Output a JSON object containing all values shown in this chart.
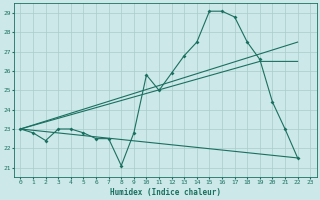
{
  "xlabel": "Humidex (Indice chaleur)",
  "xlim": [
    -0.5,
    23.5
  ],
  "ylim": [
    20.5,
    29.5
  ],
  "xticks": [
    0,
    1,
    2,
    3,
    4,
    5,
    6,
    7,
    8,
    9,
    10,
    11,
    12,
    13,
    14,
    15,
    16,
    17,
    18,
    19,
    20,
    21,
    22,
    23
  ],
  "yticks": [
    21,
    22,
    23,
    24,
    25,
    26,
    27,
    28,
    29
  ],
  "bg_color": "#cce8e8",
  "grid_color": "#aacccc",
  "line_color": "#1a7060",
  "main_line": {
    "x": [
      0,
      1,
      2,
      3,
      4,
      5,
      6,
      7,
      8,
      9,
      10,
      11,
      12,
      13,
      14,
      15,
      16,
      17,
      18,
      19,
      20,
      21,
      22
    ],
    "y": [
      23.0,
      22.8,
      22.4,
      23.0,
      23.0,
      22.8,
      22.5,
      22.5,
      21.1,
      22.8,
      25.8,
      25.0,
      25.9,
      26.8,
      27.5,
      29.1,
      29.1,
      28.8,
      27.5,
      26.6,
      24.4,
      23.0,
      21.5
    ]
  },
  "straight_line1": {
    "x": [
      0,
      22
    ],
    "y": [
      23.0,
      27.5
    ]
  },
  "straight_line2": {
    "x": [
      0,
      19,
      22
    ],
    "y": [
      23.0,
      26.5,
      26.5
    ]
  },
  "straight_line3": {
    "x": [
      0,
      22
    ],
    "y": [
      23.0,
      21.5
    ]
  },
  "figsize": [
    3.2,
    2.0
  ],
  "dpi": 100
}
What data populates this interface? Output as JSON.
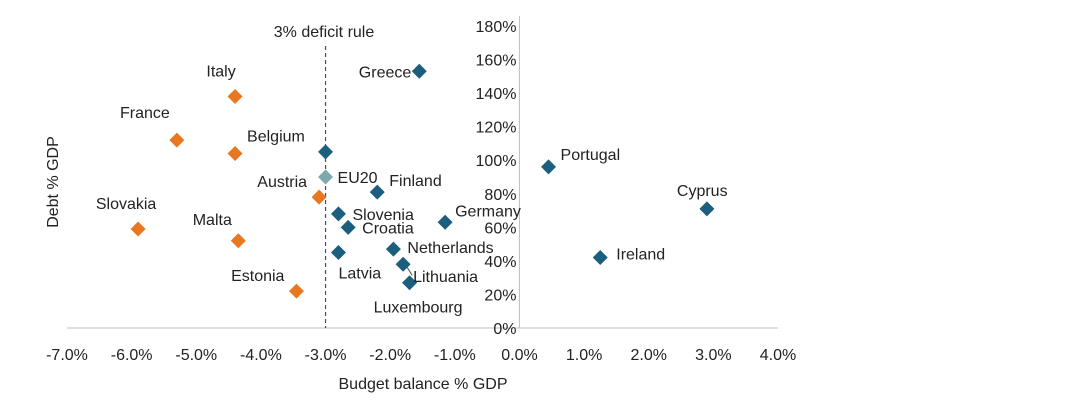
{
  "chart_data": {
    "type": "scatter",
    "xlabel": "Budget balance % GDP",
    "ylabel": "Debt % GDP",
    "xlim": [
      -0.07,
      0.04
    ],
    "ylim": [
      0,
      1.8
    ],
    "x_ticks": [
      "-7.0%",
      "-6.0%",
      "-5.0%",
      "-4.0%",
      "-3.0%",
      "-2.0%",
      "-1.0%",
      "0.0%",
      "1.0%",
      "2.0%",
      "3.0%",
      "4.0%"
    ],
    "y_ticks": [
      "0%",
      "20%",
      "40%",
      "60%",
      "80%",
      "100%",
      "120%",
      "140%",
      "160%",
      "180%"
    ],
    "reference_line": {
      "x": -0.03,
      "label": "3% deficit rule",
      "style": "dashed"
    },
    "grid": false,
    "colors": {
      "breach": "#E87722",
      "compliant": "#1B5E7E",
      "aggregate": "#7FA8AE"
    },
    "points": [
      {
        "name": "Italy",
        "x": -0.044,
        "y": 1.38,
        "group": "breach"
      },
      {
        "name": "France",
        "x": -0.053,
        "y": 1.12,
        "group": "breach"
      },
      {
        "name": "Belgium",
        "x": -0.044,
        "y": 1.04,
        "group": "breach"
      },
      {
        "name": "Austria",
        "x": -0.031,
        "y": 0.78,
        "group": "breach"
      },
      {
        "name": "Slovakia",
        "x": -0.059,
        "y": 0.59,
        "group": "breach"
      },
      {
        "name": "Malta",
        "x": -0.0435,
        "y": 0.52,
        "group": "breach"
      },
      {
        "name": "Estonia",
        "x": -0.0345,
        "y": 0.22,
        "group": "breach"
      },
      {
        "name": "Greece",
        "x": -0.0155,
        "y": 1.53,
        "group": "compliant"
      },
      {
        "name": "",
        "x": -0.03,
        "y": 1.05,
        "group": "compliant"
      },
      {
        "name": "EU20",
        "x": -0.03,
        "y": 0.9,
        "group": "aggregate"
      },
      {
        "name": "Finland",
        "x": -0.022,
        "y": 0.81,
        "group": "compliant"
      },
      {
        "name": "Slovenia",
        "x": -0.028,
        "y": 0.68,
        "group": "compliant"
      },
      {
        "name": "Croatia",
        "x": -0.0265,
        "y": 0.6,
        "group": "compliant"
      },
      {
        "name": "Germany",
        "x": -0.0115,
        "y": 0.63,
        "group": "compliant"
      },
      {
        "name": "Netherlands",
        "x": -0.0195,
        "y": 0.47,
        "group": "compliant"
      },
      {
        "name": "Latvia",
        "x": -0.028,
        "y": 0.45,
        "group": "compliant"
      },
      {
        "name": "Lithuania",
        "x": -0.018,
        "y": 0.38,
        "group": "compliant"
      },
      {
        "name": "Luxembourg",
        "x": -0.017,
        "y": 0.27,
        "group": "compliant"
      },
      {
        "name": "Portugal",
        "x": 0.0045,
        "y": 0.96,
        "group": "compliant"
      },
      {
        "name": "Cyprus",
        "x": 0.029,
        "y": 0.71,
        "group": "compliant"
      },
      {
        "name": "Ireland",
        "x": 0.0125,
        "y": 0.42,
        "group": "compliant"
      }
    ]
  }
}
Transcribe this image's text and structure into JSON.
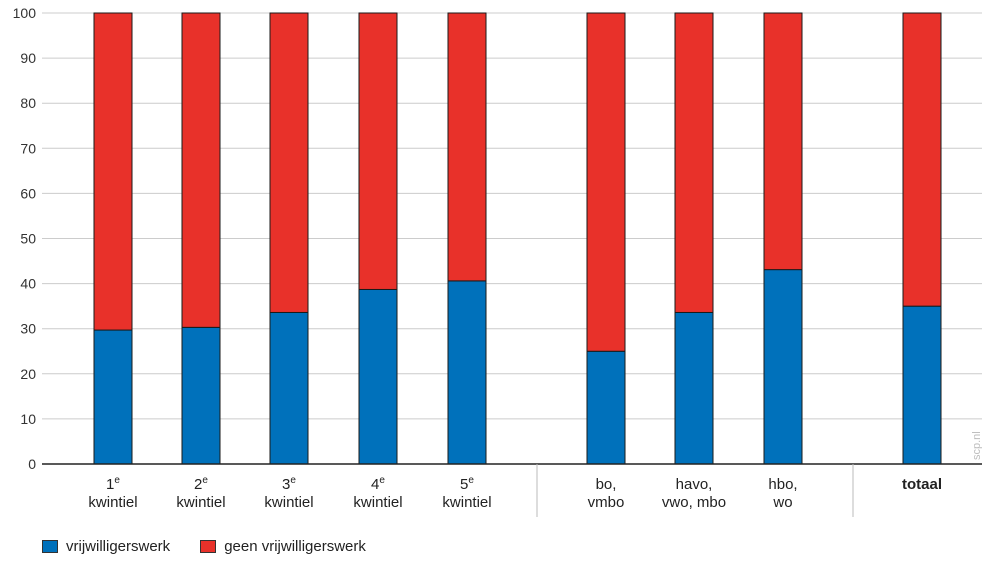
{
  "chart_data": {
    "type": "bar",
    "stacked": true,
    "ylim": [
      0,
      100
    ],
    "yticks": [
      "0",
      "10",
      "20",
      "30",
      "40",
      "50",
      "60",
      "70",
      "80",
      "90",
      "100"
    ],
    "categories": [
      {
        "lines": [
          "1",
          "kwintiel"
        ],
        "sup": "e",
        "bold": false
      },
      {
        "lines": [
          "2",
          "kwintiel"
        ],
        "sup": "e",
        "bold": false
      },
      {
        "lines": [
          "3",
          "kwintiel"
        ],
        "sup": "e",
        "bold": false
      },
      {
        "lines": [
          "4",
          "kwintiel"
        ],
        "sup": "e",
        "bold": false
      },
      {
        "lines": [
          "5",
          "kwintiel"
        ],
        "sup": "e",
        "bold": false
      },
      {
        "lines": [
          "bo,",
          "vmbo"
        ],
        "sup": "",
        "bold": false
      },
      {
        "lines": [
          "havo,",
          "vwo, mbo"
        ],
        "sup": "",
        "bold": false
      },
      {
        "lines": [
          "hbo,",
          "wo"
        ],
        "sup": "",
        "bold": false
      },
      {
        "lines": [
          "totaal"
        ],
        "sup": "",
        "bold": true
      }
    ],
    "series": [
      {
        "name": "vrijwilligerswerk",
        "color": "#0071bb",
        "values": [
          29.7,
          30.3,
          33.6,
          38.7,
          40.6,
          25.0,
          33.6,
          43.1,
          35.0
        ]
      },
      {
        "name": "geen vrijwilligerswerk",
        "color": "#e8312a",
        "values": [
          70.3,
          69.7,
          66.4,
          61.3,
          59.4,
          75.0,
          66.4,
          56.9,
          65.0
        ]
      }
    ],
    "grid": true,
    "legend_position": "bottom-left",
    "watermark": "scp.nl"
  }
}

## What to work on
Pictures are left out; print exactly the lines from the one holding "Transcribe this image's" through the last line of the listing above, both included.

## Solution to the exercise
Transcribe this image's text and structure into JSON.
{
  "chart_data": {
    "type": "bar",
    "stacked": true,
    "ylim": [
      0,
      100
    ],
    "yticks": [
      "0",
      "10",
      "20",
      "30",
      "40",
      "50",
      "60",
      "70",
      "80",
      "90",
      "100"
    ],
    "categories": [
      {
        "lines": [
          "1",
          "kwintiel"
        ],
        "sup": "e",
        "bold": false
      },
      {
        "lines": [
          "2",
          "kwintiel"
        ],
        "sup": "e",
        "bold": false
      },
      {
        "lines": [
          "3",
          "kwintiel"
        ],
        "sup": "e",
        "bold": false
      },
      {
        "lines": [
          "4",
          "kwintiel"
        ],
        "sup": "e",
        "bold": false
      },
      {
        "lines": [
          "5",
          "kwintiel"
        ],
        "sup": "e",
        "bold": false
      },
      {
        "lines": [
          "bo,",
          "vmbo"
        ],
        "sup": "",
        "bold": false
      },
      {
        "lines": [
          "havo,",
          "vwo, mbo"
        ],
        "sup": "",
        "bold": false
      },
      {
        "lines": [
          "hbo,",
          "wo"
        ],
        "sup": "",
        "bold": false
      },
      {
        "lines": [
          "totaal"
        ],
        "sup": "",
        "bold": true
      }
    ],
    "series": [
      {
        "name": "vrijwilligerswerk",
        "color": "#0071bb",
        "values": [
          29.7,
          30.3,
          33.6,
          38.7,
          40.6,
          25.0,
          33.6,
          43.1,
          35.0
        ]
      },
      {
        "name": "geen vrijwilligerswerk",
        "color": "#e8312a",
        "values": [
          70.3,
          69.7,
          66.4,
          61.3,
          59.4,
          75.0,
          66.4,
          56.9,
          65.0
        ]
      }
    ],
    "grid": true,
    "legend_position": "bottom-left",
    "watermark": "scp.nl"
  }
}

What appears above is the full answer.